## Task description
Quote the data below in full, please, without altering anything.

Dataset entries on figures:
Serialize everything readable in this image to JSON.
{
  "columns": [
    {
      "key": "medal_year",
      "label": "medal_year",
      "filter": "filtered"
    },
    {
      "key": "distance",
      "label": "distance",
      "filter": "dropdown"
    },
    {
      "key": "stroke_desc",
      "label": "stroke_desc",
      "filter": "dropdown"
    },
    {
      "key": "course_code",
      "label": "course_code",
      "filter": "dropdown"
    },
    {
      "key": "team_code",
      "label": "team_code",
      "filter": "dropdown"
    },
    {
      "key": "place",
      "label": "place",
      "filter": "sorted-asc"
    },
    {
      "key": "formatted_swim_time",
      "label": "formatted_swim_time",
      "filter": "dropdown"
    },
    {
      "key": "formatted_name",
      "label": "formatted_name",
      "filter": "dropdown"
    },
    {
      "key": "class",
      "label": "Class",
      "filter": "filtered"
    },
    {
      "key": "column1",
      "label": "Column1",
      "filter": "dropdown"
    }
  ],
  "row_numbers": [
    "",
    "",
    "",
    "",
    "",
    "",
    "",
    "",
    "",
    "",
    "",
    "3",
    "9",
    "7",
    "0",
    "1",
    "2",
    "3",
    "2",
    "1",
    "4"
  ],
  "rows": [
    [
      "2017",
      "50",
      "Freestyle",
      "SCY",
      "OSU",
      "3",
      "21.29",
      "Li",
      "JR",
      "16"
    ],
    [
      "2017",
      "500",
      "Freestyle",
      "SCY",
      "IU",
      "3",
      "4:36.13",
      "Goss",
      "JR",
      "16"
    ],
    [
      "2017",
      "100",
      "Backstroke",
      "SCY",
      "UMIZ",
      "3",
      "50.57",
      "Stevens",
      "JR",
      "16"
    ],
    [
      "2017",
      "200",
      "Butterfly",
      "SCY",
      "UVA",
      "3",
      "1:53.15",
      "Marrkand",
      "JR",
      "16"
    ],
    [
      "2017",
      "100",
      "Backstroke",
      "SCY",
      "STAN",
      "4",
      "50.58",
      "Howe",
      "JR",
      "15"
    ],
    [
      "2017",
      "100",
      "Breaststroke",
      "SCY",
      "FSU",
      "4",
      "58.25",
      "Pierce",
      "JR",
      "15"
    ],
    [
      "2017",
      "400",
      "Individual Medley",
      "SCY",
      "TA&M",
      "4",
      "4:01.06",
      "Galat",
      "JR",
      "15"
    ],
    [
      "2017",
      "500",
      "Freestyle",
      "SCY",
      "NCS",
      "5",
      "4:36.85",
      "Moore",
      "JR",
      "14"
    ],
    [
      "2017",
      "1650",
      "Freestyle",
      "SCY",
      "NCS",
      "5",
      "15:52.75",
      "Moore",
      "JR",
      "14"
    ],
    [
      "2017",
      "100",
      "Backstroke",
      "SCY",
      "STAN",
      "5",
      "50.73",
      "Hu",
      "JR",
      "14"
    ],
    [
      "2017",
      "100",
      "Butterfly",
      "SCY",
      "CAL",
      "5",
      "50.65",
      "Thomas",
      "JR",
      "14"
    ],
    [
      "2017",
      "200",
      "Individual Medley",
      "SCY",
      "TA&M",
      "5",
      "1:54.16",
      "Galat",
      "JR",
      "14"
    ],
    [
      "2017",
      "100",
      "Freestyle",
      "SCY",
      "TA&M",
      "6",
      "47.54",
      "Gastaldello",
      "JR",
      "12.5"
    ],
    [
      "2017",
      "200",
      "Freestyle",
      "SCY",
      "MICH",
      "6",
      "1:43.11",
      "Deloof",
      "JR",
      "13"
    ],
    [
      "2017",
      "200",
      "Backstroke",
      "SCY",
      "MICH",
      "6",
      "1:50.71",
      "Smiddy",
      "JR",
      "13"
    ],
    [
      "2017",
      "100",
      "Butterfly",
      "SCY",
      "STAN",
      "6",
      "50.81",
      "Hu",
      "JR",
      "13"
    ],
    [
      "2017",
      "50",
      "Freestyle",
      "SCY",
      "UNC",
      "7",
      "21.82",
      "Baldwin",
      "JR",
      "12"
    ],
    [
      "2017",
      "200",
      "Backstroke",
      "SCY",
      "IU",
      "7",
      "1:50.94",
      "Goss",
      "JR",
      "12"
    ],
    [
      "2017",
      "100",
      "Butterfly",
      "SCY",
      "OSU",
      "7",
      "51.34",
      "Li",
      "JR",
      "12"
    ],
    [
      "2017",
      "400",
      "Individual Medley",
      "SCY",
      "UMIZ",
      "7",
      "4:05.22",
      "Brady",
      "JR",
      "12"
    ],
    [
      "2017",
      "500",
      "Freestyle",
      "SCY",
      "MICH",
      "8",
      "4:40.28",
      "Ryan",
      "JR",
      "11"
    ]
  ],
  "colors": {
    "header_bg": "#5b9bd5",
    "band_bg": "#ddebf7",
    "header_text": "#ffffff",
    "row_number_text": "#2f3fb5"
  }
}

## Response for this exercise
Serialize everything readable in this image to JSON.
{
  "columns": [
    {
      "key": "medal_year",
      "label": "medal_year",
      "filter": "filtered"
    },
    {
      "key": "distance",
      "label": "distance",
      "filter": "dropdown"
    },
    {
      "key": "stroke_desc",
      "label": "stroke_desc",
      "filter": "dropdown"
    },
    {
      "key": "course_code",
      "label": "course_code",
      "filter": "dropdown"
    },
    {
      "key": "team_code",
      "label": "team_code",
      "filter": "dropdown"
    },
    {
      "key": "place",
      "label": "place",
      "filter": "sorted-asc"
    },
    {
      "key": "formatted_swim_time",
      "label": "formatted_swim_time",
      "filter": "dropdown"
    },
    {
      "key": "formatted_name",
      "label": "formatted_name",
      "filter": "dropdown"
    },
    {
      "key": "class",
      "label": "Class",
      "filter": "filtered"
    },
    {
      "key": "column1",
      "label": "Column1",
      "filter": "dropdown"
    }
  ],
  "row_numbers": [
    "",
    "",
    "",
    "",
    "",
    "",
    "",
    "",
    "",
    "",
    "",
    "3",
    "9",
    "7",
    "0",
    "1",
    "2",
    "3",
    "2",
    "1",
    "4"
  ],
  "rows": [
    [
      "2017",
      "50",
      "Freestyle",
      "SCY",
      "OSU",
      "3",
      "21.29",
      "Li",
      "JR",
      "16"
    ],
    [
      "2017",
      "500",
      "Freestyle",
      "SCY",
      "IU",
      "3",
      "4:36.13",
      "Goss",
      "JR",
      "16"
    ],
    [
      "2017",
      "100",
      "Backstroke",
      "SCY",
      "UMIZ",
      "3",
      "50.57",
      "Stevens",
      "JR",
      "16"
    ],
    [
      "2017",
      "200",
      "Butterfly",
      "SCY",
      "UVA",
      "3",
      "1:53.15",
      "Marrkand",
      "JR",
      "16"
    ],
    [
      "2017",
      "100",
      "Backstroke",
      "SCY",
      "STAN",
      "4",
      "50.58",
      "Howe",
      "JR",
      "15"
    ],
    [
      "2017",
      "100",
      "Breaststroke",
      "SCY",
      "FSU",
      "4",
      "58.25",
      "Pierce",
      "JR",
      "15"
    ],
    [
      "2017",
      "400",
      "Individual Medley",
      "SCY",
      "TA&M",
      "4",
      "4:01.06",
      "Galat",
      "JR",
      "15"
    ],
    [
      "2017",
      "500",
      "Freestyle",
      "SCY",
      "NCS",
      "5",
      "4:36.85",
      "Moore",
      "JR",
      "14"
    ],
    [
      "2017",
      "1650",
      "Freestyle",
      "SCY",
      "NCS",
      "5",
      "15:52.75",
      "Moore",
      "JR",
      "14"
    ],
    [
      "2017",
      "100",
      "Backstroke",
      "SCY",
      "STAN",
      "5",
      "50.73",
      "Hu",
      "JR",
      "14"
    ],
    [
      "2017",
      "100",
      "Butterfly",
      "SCY",
      "CAL",
      "5",
      "50.65",
      "Thomas",
      "JR",
      "14"
    ],
    [
      "2017",
      "200",
      "Individual Medley",
      "SCY",
      "TA&M",
      "5",
      "1:54.16",
      "Galat",
      "JR",
      "14"
    ],
    [
      "2017",
      "100",
      "Freestyle",
      "SCY",
      "TA&M",
      "6",
      "47.54",
      "Gastaldello",
      "JR",
      "12.5"
    ],
    [
      "2017",
      "200",
      "Freestyle",
      "SCY",
      "MICH",
      "6",
      "1:43.11",
      "Deloof",
      "JR",
      "13"
    ],
    [
      "2017",
      "200",
      "Backstroke",
      "SCY",
      "MICH",
      "6",
      "1:50.71",
      "Smiddy",
      "JR",
      "13"
    ],
    [
      "2017",
      "100",
      "Butterfly",
      "SCY",
      "STAN",
      "6",
      "50.81",
      "Hu",
      "JR",
      "13"
    ],
    [
      "2017",
      "50",
      "Freestyle",
      "SCY",
      "UNC",
      "7",
      "21.82",
      "Baldwin",
      "JR",
      "12"
    ],
    [
      "2017",
      "200",
      "Backstroke",
      "SCY",
      "IU",
      "7",
      "1:50.94",
      "Goss",
      "JR",
      "12"
    ],
    [
      "2017",
      "100",
      "Butterfly",
      "SCY",
      "OSU",
      "7",
      "51.34",
      "Li",
      "JR",
      "12"
    ],
    [
      "2017",
      "400",
      "Individual Medley",
      "SCY",
      "UMIZ",
      "7",
      "4:05.22",
      "Brady",
      "JR",
      "12"
    ],
    [
      "2017",
      "500",
      "Freestyle",
      "SCY",
      "MICH",
      "8",
      "4:40.28",
      "Ryan",
      "JR",
      "11"
    ]
  ],
  "colors": {
    "header_bg": "#5b9bd5",
    "band_bg": "#ddebf7",
    "header_text": "#ffffff",
    "row_number_text": "#2f3fb5"
  }
}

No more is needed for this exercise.